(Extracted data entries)
========================================================================
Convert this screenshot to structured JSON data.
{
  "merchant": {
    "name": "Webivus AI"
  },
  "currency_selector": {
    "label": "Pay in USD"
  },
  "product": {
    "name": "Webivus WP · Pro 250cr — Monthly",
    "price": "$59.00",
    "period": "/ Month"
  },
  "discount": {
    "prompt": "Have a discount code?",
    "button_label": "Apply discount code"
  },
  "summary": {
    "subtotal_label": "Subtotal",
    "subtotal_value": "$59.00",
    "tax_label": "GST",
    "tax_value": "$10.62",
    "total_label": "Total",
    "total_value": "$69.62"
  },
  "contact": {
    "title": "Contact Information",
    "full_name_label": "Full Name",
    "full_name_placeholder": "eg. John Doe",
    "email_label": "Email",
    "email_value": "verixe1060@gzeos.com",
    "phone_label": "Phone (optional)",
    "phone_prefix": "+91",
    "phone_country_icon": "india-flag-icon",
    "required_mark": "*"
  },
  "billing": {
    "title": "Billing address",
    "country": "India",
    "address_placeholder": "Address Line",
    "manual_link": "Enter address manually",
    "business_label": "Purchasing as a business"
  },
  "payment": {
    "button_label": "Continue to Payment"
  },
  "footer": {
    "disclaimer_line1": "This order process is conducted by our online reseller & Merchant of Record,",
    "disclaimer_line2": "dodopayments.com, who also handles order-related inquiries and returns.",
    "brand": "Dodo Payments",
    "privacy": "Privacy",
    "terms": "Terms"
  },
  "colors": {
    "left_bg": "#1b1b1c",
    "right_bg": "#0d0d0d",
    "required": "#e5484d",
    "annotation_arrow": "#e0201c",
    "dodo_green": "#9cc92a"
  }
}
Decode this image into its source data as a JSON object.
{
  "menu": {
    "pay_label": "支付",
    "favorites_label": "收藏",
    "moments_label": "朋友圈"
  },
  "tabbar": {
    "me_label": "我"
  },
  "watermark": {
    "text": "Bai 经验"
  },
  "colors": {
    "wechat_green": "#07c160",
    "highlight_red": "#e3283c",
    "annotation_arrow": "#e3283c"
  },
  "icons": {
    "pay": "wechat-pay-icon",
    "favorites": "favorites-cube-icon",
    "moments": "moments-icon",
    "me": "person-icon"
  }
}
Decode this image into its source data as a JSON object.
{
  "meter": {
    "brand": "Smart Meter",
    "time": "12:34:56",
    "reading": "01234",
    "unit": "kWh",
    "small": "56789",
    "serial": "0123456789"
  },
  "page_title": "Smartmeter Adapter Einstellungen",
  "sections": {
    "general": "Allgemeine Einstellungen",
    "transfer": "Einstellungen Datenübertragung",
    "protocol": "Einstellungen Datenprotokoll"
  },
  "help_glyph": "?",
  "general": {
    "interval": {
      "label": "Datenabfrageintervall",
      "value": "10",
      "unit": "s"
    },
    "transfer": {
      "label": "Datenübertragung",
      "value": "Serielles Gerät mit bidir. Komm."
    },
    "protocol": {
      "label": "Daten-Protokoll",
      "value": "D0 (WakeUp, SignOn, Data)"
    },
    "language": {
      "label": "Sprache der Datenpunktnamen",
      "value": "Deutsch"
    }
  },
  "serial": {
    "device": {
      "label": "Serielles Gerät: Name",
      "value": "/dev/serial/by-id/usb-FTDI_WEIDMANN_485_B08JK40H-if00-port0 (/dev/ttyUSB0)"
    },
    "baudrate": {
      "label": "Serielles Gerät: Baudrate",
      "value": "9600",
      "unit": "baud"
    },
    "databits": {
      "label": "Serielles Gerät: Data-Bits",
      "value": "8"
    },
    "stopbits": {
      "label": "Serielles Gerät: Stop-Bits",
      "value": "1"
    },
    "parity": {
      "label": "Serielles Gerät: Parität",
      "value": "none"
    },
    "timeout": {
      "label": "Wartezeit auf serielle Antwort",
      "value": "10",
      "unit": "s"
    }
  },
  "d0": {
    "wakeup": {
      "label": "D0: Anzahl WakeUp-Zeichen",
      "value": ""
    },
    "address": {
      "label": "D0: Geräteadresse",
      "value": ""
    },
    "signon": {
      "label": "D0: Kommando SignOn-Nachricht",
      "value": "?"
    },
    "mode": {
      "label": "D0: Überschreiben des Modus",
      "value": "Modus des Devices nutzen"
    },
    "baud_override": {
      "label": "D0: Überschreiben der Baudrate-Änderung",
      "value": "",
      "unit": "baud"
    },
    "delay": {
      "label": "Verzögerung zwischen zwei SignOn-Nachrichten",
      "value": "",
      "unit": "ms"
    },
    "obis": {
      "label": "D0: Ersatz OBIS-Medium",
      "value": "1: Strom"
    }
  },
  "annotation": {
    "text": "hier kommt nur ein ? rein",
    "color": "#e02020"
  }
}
========================================================================
Write every entry out again exactly.

Convert this screenshot to structured JSON data.
{
  "merchant": {
    "name": "Webivus AI"
  },
  "currency_selector": {
    "label": "Pay in USD"
  },
  "product": {
    "name": "Webivus WP · Pro 250cr — Monthly",
    "price": "$59.00",
    "period": "/ Month"
  },
  "discount": {
    "prompt": "Have a discount code?",
    "button_label": "Apply discount code"
  },
  "summary": {
    "subtotal_label": "Subtotal",
    "subtotal_value": "$59.00",
    "tax_label": "GST",
    "tax_value": "$10.62",
    "total_label": "Total",
    "total_value": "$69.62"
  },
  "contact": {
    "title": "Contact Information",
    "full_name_label": "Full Name",
    "full_name_placeholder": "eg. John Doe",
    "email_label": "Email",
    "email_value": "verixe1060@gzeos.com",
    "phone_label": "Phone (optional)",
    "phone_prefix": "+91",
    "phone_country_icon": "india-flag-icon",
    "required_mark": "*"
  },
  "billing": {
    "title": "Billing address",
    "country": "India",
    "address_placeholder": "Address Line",
    "manual_link": "Enter address manually",
    "business_label": "Purchasing as a business"
  },
  "payment": {
    "button_label": "Continue to Payment"
  },
  "footer": {
    "disclaimer_line1": "This order process is conducted by our online reseller & Merchant of Record,",
    "disclaimer_line2": "dodopayments.com, who also handles order-related inquiries and returns.",
    "brand": "Dodo Payments",
    "privacy": "Privacy",
    "terms": "Terms"
  },
  "colors": {
    "left_bg": "#1b1b1c",
    "right_bg": "#0d0d0d",
    "required": "#e5484d",
    "annotation_arrow": "#e0201c",
    "dodo_green": "#9cc92a"
  }
}
Decode this image into its source data as a JSON object.
{
  "menu": {
    "pay_label": "支付",
    "favorites_label": "收藏",
    "moments_label": "朋友圈"
  },
  "tabbar": {
    "me_label": "我"
  },
  "watermark": {
    "text": "Bai 经验"
  },
  "colors": {
    "wechat_green": "#07c160",
    "highlight_red": "#e3283c",
    "annotation_arrow": "#e3283c"
  },
  "icons": {
    "pay": "wechat-pay-icon",
    "favorites": "favorites-cube-icon",
    "moments": "moments-icon",
    "me": "person-icon"
  }
}
Decode this image into its source data as a JSON object.
{
  "meter": {
    "brand": "Smart Meter",
    "time": "12:34:56",
    "reading": "01234",
    "unit": "kWh",
    "small": "56789",
    "serial": "0123456789"
  },
  "page_title": "Smartmeter Adapter Einstellungen",
  "sections": {
    "general": "Allgemeine Einstellungen",
    "transfer": "Einstellungen Datenübertragung",
    "protocol": "Einstellungen Datenprotokoll"
  },
  "help_glyph": "?",
  "general": {
    "interval": {
      "label": "Datenabfrageintervall",
      "value": "10",
      "unit": "s"
    },
    "transfer": {
      "label": "Datenübertragung",
      "value": "Serielles Gerät mit bidir. Komm."
    },
    "protocol": {
      "label": "Daten-Protokoll",
      "value": "D0 (WakeUp, SignOn, Data)"
    },
    "language": {
      "label": "Sprache der Datenpunktnamen",
      "value": "Deutsch"
    }
  },
  "serial": {
    "device": {
      "label": "Serielles Gerät: Name",
      "value": "/dev/serial/by-id/usb-FTDI_WEIDMANN_485_B08JK40H-if00-port0 (/dev/ttyUSB0)"
    },
    "baudrate": {
      "label": "Serielles Gerät: Baudrate",
      "value": "9600",
      "unit": "baud"
    },
    "databits": {
      "label": "Serielles Gerät: Data-Bits",
      "value": "8"
    },
    "stopbits": {
      "label": "Serielles Gerät: Stop-Bits",
      "value": "1"
    },
    "parity": {
      "label": "Serielles Gerät: Parität",
      "value": "none"
    },
    "timeout": {
      "label": "Wartezeit auf serielle Antwort",
      "value": "10",
      "unit": "s"
    }
  },
  "d0": {
    "wakeup": {
      "label": "D0: Anzahl WakeUp-Zeichen",
      "value": ""
    },
    "address": {
      "label": "D0: Geräteadresse",
      "value": ""
    },
    "signon": {
      "label": "D0: Kommando SignOn-Nachricht",
      "value": "?"
    },
    "mode": {
      "label": "D0: Überschreiben des Modus",
      "value": "Modus des Devices nutzen"
    },
    "baud_override": {
      "label": "D0: Überschreiben der Baudrate-Änderung",
      "value": "",
      "unit": "baud"
    },
    "delay": {
      "label": "Verzögerung zwischen zwei SignOn-Nachrichten",
      "value": "",
      "unit": "ms"
    },
    "obis": {
      "label": "D0: Ersatz OBIS-Medium",
      "value": "1: Strom"
    }
  },
  "annotation": {
    "text": "hier kommt nur ein ? rein",
    "color": "#e02020"
  }
}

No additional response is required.